--- Working data ---

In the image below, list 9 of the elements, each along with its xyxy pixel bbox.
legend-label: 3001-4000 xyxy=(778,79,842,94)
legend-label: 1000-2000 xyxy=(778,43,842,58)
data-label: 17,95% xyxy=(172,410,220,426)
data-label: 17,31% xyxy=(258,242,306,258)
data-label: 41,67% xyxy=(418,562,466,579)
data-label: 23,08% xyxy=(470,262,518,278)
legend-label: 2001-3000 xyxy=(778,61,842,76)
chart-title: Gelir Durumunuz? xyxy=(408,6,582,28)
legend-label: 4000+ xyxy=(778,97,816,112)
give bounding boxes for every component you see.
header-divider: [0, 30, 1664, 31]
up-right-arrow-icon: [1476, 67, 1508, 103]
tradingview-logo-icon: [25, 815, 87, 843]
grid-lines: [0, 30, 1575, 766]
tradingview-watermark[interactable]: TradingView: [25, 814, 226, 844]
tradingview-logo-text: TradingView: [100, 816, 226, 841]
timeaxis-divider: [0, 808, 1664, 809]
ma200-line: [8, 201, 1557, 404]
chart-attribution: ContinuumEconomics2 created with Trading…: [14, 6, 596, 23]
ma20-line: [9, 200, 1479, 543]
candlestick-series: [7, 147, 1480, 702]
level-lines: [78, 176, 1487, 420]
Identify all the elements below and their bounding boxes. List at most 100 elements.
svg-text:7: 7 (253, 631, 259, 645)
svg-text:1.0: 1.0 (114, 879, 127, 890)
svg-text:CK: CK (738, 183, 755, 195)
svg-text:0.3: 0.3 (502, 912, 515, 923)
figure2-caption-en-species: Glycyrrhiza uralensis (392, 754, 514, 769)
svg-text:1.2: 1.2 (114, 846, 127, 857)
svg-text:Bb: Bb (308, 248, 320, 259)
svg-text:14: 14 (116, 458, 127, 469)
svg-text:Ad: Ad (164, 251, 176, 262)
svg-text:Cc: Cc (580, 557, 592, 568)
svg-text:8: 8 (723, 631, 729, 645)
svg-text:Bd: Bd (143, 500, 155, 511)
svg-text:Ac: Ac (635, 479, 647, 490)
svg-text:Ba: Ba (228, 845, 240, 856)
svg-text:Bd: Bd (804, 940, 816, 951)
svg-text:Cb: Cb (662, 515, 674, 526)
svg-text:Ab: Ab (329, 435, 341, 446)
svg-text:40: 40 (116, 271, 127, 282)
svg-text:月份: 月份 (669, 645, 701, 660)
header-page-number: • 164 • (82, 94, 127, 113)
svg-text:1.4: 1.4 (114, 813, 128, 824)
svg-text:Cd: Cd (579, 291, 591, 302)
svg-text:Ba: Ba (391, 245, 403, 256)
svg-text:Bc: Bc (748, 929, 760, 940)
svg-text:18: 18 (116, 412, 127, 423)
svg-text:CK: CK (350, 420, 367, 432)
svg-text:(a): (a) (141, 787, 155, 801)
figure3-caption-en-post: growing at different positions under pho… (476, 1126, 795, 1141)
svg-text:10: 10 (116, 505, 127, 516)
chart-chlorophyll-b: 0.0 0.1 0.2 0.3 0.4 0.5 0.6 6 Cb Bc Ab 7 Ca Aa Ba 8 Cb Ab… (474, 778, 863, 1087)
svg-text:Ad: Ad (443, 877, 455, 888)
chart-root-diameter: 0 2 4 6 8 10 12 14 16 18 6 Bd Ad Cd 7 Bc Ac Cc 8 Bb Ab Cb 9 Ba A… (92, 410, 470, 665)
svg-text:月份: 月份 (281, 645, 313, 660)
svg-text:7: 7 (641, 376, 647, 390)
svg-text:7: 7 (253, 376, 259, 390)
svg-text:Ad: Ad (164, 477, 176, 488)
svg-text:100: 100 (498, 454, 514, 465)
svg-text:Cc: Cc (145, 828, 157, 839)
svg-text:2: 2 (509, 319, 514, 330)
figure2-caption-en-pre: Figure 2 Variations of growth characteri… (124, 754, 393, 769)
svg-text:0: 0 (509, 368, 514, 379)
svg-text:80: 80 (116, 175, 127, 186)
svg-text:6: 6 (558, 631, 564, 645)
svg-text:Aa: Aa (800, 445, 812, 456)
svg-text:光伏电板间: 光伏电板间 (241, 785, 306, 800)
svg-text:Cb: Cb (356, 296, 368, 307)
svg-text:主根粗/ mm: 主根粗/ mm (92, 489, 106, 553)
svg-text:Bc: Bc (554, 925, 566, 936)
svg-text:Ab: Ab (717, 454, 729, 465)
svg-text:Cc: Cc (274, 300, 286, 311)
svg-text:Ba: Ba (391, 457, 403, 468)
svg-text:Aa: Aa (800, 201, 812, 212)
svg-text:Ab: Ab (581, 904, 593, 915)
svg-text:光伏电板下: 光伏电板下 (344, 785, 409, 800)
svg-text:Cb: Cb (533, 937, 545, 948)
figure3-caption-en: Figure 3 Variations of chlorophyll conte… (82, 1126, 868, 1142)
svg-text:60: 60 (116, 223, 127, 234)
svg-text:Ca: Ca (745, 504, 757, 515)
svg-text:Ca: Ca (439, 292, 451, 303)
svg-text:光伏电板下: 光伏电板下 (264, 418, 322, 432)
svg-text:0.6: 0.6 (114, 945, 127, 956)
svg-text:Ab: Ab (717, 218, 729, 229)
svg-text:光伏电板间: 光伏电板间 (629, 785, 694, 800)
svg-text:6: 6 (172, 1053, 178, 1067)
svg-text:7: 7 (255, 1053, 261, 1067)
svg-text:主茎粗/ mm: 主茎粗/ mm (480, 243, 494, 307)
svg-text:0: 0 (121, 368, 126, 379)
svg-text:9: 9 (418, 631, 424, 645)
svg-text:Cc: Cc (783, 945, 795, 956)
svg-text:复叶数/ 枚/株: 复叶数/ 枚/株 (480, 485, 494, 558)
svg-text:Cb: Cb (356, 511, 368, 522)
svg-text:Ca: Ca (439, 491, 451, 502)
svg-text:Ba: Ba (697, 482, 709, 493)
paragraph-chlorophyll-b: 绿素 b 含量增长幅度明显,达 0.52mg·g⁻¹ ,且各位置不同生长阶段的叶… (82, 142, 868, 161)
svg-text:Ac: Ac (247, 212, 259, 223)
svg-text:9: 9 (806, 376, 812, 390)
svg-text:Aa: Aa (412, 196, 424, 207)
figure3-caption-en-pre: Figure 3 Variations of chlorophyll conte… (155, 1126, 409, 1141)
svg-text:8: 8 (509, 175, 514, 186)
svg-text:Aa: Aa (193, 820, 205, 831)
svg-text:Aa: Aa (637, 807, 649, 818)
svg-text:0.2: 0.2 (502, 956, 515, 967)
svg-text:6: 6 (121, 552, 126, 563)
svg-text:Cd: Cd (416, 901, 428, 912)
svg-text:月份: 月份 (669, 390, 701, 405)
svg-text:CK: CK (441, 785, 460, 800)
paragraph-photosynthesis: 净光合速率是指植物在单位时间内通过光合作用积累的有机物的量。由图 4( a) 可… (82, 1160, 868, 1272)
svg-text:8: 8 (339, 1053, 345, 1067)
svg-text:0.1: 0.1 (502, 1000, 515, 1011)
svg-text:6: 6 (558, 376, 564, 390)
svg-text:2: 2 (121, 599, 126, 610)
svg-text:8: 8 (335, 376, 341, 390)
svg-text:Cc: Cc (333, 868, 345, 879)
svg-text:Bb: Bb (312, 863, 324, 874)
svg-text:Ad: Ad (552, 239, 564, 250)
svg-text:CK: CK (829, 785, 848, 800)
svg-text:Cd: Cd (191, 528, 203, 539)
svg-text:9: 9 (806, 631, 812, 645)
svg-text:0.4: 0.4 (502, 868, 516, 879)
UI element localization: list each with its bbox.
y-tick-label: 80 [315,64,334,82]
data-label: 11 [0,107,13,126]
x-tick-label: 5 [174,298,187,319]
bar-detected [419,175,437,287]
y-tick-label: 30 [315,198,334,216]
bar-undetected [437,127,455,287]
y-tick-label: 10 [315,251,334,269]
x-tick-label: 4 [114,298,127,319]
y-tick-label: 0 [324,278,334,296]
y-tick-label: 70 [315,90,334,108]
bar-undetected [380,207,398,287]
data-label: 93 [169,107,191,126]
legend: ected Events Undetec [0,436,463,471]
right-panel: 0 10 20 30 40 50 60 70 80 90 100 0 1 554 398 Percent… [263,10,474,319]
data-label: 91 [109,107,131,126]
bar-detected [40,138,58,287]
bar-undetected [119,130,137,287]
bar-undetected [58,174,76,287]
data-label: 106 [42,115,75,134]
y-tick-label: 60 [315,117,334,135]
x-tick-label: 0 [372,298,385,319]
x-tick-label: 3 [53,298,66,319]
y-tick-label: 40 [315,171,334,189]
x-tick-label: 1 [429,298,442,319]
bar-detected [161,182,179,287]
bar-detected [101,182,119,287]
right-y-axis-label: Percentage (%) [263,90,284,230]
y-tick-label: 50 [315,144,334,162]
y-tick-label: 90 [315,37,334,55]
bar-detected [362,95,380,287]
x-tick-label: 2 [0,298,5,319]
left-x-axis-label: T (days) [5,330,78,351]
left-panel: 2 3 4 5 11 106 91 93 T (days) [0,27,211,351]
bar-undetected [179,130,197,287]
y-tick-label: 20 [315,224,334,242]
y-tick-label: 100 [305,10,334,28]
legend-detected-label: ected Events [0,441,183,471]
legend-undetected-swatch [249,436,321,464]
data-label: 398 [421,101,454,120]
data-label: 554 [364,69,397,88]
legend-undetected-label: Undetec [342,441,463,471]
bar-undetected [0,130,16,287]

---

Given request
Render the items from the first line up to and including the line containing "ma200-line: [8, 201, 1557, 404]" as a JSON list of strings, one string per line, omitting any blank lines.

Solution for this task
[
  "In the image below, list 9 of the elements, each along with its xyxy pixel bbox.",
  "legend-label: 3001-4000 xyxy=(778,79,842,94)",
  "legend-label: 1000-2000 xyxy=(778,43,842,58)",
  "data-label: 17,95% xyxy=(172,410,220,426)",
  "data-label: 17,31% xyxy=(258,242,306,258)",
  "data-label: 41,67% xyxy=(418,562,466,579)",
  "data-label: 23,08% xyxy=(470,262,518,278)",
  "legend-label: 2001-3000 xyxy=(778,61,842,76)",
  "chart-title: Gelir Durumunuz? xyxy=(408,6,582,28)",
  "legend-label: 4000+ xyxy=(778,97,816,112)",
  "give bounding boxes for every component you see.",
  "header-divider: [0, 30, 1664, 31]",
  "up-right-arrow-icon: [1476, 67, 1508, 103]",
  "tradingview-logo-icon: [25, 815, 87, 843]",
  "grid-lines: [0, 30, 1575, 766]",
  "tradingview-watermark[interactable]: TradingView: [25, 814, 226, 844]",
  "tradingview-logo-text: TradingView: [100, 816, 226, 841]",
  "timeaxis-divider: [0, 808, 1664, 809]",
  "ma200-line: [8, 201, 1557, 404]"
]